:: GIVEN PROBLEM ::
Each entry below is to be transcribed exactly.

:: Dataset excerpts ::
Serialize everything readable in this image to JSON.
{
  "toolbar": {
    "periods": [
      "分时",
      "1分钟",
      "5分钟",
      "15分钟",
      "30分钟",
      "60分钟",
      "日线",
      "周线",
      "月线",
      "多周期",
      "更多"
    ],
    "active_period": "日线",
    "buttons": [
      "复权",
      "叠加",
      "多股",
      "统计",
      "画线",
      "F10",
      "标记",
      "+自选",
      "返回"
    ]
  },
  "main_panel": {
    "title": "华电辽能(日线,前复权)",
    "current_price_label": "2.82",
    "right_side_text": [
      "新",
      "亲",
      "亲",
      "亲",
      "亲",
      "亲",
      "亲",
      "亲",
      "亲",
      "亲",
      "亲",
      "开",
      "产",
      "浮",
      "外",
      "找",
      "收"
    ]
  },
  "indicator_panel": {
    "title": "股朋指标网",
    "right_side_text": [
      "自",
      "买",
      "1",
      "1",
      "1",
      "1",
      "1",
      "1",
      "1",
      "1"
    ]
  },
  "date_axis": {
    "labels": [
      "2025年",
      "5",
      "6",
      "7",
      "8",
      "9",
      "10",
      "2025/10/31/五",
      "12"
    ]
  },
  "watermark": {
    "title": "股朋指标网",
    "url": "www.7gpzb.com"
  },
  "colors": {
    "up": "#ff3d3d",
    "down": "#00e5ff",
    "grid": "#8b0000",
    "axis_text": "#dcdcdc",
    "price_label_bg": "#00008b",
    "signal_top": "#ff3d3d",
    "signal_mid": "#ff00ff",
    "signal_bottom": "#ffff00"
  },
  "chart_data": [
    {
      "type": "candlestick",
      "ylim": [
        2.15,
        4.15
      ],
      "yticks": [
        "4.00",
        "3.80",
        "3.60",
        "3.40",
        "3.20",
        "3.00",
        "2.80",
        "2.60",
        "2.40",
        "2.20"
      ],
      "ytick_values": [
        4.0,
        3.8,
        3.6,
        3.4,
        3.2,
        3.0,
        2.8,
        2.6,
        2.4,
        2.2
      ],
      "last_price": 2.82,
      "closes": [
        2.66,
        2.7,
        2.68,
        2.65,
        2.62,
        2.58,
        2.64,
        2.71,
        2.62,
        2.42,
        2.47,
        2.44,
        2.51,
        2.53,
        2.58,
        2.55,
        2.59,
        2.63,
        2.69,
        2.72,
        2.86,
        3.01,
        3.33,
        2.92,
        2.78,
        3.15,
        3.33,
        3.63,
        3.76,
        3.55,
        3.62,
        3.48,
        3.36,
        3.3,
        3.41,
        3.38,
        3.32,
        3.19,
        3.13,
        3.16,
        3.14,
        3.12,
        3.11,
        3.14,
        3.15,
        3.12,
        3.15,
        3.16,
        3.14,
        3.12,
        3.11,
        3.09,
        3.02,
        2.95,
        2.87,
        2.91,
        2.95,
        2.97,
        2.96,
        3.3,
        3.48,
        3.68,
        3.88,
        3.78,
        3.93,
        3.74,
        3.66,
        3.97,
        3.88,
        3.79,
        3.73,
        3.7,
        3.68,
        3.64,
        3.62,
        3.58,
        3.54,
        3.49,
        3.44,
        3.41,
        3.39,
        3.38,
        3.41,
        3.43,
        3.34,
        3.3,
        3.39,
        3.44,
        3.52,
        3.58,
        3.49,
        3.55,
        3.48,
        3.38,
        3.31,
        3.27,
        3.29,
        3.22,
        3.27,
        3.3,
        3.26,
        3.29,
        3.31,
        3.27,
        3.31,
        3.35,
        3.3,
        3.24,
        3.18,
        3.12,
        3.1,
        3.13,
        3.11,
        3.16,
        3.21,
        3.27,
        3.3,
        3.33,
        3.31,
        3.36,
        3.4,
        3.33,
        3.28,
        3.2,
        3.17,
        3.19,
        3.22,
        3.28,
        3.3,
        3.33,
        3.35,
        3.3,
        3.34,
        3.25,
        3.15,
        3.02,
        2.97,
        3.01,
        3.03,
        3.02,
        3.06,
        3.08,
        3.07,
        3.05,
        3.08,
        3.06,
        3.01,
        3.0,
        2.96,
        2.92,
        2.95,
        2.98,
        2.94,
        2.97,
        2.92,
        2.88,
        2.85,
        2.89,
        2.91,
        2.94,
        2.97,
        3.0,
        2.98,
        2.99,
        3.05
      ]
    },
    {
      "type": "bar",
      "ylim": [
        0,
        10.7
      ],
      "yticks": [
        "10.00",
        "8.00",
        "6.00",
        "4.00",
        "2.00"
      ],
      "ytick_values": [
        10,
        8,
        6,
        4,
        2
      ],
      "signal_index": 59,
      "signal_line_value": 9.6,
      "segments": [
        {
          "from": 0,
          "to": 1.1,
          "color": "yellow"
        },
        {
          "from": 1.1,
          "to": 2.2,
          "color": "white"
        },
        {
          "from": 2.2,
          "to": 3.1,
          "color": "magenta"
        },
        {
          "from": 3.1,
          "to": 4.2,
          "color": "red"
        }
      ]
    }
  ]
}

:: COMPLETED EXERCISE ::
Serialize everything readable in this image to JSON.
{
  "toolbar": {
    "periods": [
      "分时",
      "1分钟",
      "5分钟",
      "15分钟",
      "30分钟",
      "60分钟",
      "日线",
      "周线",
      "月线",
      "多周期",
      "更多"
    ],
    "active_period": "日线",
    "buttons": [
      "复权",
      "叠加",
      "多股",
      "统计",
      "画线",
      "F10",
      "标记",
      "+自选",
      "返回"
    ]
  },
  "main_panel": {
    "title": "华电辽能(日线,前复权)",
    "current_price_label": "2.82",
    "right_side_text": [
      "新",
      "亲",
      "亲",
      "亲",
      "亲",
      "亲",
      "亲",
      "亲",
      "亲",
      "亲",
      "亲",
      "开",
      "产",
      "浮",
      "外",
      "找",
      "收"
    ]
  },
  "indicator_panel": {
    "title": "股朋指标网",
    "right_side_text": [
      "自",
      "买",
      "1",
      "1",
      "1",
      "1",
      "1",
      "1",
      "1",
      "1"
    ]
  },
  "date_axis": {
    "labels": [
      "2025年",
      "5",
      "6",
      "7",
      "8",
      "9",
      "10",
      "2025/10/31/五",
      "12"
    ]
  },
  "watermark": {
    "title": "股朋指标网",
    "url": "www.7gpzb.com"
  },
  "colors": {
    "up": "#ff3d3d",
    "down": "#00e5ff",
    "grid": "#8b0000",
    "axis_text": "#dcdcdc",
    "price_label_bg": "#00008b",
    "signal_top": "#ff3d3d",
    "signal_mid": "#ff00ff",
    "signal_bottom": "#ffff00"
  },
  "chart_data": [
    {
      "type": "candlestick",
      "ylim": [
        2.15,
        4.15
      ],
      "yticks": [
        "4.00",
        "3.80",
        "3.60",
        "3.40",
        "3.20",
        "3.00",
        "2.80",
        "2.60",
        "2.40",
        "2.20"
      ],
      "ytick_values": [
        4.0,
        3.8,
        3.6,
        3.4,
        3.2,
        3.0,
        2.8,
        2.6,
        2.4,
        2.2
      ],
      "last_price": 2.82,
      "closes": [
        2.66,
        2.7,
        2.68,
        2.65,
        2.62,
        2.58,
        2.64,
        2.71,
        2.62,
        2.42,
        2.47,
        2.44,
        2.51,
        2.53,
        2.58,
        2.55,
        2.59,
        2.63,
        2.69,
        2.72,
        2.86,
        3.01,
        3.33,
        2.92,
        2.78,
        3.15,
        3.33,
        3.63,
        3.76,
        3.55,
        3.62,
        3.48,
        3.36,
        3.3,
        3.41,
        3.38,
        3.32,
        3.19,
        3.13,
        3.16,
        3.14,
        3.12,
        3.11,
        3.14,
        3.15,
        3.12,
        3.15,
        3.16,
        3.14,
        3.12,
        3.11,
        3.09,
        3.02,
        2.95,
        2.87,
        2.91,
        2.95,
        2.97,
        2.96,
        3.3,
        3.48,
        3.68,
        3.88,
        3.78,
        3.93,
        3.74,
        3.66,
        3.97,
        3.88,
        3.79,
        3.73,
        3.7,
        3.68,
        3.64,
        3.62,
        3.58,
        3.54,
        3.49,
        3.44,
        3.41,
        3.39,
        3.38,
        3.41,
        3.43,
        3.34,
        3.3,
        3.39,
        3.44,
        3.52,
        3.58,
        3.49,
        3.55,
        3.48,
        3.38,
        3.31,
        3.27,
        3.29,
        3.22,
        3.27,
        3.3,
        3.26,
        3.29,
        3.31,
        3.27,
        3.31,
        3.35,
        3.3,
        3.24,
        3.18,
        3.12,
        3.1,
        3.13,
        3.11,
        3.16,
        3.21,
        3.27,
        3.3,
        3.33,
        3.31,
        3.36,
        3.4,
        3.33,
        3.28,
        3.2,
        3.17,
        3.19,
        3.22,
        3.28,
        3.3,
        3.33,
        3.35,
        3.3,
        3.34,
        3.25,
        3.15,
        3.02,
        2.97,
        3.01,
        3.03,
        3.02,
        3.06,
        3.08,
        3.07,
        3.05,
        3.08,
        3.06,
        3.01,
        3.0,
        2.96,
        2.92,
        2.95,
        2.98,
        2.94,
        2.97,
        2.92,
        2.88,
        2.85,
        2.89,
        2.91,
        2.94,
        2.97,
        3.0,
        2.98,
        2.99,
        3.05
      ]
    },
    {
      "type": "bar",
      "ylim": [
        0,
        10.7
      ],
      "yticks": [
        "10.00",
        "8.00",
        "6.00",
        "4.00",
        "2.00"
      ],
      "ytick_values": [
        10,
        8,
        6,
        4,
        2
      ],
      "signal_index": 59,
      "signal_line_value": 9.6,
      "segments": [
        {
          "from": 0,
          "to": 1.1,
          "color": "yellow"
        },
        {
          "from": 1.1,
          "to": 2.2,
          "color": "white"
        },
        {
          "from": 2.2,
          "to": 3.1,
          "color": "magenta"
        },
        {
          "from": 3.1,
          "to": 4.2,
          "color": "red"
        }
      ]
    }
  ]
}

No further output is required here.